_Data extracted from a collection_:

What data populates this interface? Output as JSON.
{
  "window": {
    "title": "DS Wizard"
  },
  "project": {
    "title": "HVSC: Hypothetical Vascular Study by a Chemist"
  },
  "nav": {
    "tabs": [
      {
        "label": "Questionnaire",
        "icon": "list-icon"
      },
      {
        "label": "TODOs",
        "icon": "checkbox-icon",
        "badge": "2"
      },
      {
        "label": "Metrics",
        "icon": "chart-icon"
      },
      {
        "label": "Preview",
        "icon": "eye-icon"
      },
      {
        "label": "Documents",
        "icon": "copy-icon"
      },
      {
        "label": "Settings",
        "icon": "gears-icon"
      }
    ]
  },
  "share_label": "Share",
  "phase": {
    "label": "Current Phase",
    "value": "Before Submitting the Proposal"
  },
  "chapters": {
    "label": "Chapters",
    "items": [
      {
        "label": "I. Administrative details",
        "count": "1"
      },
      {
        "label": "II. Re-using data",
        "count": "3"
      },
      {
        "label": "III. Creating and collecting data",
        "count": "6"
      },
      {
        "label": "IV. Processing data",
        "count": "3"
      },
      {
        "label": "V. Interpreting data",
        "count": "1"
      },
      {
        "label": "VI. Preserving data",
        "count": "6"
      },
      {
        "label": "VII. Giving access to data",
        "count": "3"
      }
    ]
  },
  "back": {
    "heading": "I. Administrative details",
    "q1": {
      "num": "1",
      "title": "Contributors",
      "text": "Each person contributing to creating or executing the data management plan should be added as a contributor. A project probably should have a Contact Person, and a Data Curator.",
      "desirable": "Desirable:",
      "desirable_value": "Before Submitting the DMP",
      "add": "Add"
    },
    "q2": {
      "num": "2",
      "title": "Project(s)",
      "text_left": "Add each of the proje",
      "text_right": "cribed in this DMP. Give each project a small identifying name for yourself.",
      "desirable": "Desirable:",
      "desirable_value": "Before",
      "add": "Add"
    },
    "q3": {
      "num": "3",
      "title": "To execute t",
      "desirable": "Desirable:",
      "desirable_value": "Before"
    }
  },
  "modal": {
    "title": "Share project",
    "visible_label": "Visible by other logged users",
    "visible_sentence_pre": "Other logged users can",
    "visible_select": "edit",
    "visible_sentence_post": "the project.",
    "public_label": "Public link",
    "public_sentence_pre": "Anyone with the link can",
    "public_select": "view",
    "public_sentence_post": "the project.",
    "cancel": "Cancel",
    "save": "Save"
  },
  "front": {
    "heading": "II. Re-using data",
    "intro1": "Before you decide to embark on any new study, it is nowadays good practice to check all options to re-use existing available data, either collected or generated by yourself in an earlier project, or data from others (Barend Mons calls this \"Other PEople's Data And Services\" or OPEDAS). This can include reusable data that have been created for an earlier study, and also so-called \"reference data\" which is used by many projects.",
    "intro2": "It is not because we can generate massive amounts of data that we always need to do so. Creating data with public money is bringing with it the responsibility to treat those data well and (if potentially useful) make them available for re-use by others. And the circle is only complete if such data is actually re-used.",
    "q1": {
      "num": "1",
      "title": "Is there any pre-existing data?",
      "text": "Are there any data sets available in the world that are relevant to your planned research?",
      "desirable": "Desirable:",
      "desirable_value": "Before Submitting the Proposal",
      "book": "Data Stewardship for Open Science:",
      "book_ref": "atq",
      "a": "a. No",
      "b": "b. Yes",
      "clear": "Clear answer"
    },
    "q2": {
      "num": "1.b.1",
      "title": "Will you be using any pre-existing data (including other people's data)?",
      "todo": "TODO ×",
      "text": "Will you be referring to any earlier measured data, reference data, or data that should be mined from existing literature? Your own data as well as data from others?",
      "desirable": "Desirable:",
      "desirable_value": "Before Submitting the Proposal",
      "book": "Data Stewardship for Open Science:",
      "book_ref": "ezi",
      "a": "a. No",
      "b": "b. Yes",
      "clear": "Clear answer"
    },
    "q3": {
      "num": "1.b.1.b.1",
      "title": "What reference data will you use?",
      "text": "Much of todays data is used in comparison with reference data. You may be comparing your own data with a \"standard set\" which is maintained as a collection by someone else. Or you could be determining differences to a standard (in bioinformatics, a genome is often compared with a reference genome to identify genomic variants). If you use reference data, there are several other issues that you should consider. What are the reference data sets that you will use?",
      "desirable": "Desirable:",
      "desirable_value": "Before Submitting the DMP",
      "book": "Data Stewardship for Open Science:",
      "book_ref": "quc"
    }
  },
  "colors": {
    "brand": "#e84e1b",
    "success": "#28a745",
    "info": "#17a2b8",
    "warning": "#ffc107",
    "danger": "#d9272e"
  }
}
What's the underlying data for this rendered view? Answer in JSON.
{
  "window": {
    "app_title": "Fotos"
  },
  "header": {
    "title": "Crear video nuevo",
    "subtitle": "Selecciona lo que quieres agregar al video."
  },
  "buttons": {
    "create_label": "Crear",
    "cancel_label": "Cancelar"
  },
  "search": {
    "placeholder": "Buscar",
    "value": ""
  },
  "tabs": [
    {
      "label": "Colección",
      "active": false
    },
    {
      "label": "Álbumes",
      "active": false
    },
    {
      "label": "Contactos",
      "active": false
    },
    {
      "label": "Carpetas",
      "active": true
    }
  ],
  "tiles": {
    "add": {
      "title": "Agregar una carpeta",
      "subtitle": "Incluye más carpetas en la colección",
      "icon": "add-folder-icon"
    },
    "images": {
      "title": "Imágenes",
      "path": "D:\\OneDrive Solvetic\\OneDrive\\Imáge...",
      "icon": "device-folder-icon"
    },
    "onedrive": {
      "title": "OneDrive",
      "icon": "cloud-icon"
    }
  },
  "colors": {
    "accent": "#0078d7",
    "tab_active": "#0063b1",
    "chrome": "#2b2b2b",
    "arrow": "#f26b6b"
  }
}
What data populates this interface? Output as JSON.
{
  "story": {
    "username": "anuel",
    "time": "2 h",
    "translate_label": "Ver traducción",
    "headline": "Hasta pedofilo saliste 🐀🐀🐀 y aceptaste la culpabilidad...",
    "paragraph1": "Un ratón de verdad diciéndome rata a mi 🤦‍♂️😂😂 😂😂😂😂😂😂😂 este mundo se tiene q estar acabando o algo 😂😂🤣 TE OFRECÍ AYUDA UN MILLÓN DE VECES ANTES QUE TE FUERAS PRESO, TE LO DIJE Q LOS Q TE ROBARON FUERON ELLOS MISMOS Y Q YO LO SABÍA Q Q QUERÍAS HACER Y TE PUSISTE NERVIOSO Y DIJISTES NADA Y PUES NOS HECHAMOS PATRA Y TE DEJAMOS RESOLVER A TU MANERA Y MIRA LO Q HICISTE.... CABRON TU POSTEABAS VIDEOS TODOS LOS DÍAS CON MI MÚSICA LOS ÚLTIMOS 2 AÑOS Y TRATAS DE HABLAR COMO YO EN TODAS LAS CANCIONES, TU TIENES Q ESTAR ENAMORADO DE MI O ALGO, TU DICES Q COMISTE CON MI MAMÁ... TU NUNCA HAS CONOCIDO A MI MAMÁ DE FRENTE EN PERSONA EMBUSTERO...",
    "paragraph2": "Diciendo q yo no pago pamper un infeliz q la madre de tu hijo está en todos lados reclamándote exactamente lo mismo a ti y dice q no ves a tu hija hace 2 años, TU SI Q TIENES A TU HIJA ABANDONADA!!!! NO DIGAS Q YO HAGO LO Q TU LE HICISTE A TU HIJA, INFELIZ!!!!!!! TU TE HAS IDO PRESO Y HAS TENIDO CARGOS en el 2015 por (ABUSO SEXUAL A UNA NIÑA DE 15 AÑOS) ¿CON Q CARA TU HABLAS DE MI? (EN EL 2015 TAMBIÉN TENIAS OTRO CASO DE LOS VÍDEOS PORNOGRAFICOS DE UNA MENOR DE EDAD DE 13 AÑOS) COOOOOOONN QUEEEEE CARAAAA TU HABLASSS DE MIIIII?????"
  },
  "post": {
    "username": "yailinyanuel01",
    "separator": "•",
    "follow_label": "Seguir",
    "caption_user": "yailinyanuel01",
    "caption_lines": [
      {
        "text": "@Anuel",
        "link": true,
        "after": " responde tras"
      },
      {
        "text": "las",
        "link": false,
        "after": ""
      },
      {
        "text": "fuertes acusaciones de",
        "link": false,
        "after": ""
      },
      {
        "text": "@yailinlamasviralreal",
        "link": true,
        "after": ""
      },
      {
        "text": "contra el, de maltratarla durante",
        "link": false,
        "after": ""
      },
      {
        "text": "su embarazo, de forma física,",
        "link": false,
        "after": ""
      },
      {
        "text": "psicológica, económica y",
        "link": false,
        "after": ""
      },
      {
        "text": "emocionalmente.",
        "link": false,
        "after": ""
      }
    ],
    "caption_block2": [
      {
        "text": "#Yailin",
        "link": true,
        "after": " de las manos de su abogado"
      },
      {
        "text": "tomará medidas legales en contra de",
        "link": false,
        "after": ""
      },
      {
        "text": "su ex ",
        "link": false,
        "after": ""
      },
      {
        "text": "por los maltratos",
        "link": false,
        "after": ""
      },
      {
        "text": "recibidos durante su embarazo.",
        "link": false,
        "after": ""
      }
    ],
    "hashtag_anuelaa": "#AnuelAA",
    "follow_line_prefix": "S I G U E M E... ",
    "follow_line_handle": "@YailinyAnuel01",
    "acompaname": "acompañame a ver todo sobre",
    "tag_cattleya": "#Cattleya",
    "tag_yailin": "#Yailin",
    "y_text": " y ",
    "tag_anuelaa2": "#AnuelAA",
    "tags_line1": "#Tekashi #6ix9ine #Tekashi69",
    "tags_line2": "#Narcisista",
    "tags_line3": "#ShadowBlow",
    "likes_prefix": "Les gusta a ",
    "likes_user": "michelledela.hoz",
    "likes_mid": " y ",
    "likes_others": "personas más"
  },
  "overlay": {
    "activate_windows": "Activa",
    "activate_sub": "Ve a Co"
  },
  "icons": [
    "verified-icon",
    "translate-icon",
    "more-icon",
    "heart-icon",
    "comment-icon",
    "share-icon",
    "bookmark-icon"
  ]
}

_Exercise requirements_: Determine how many lines of the data contain "Administrative" and give nothing but that number.

_Solution to this task_: 2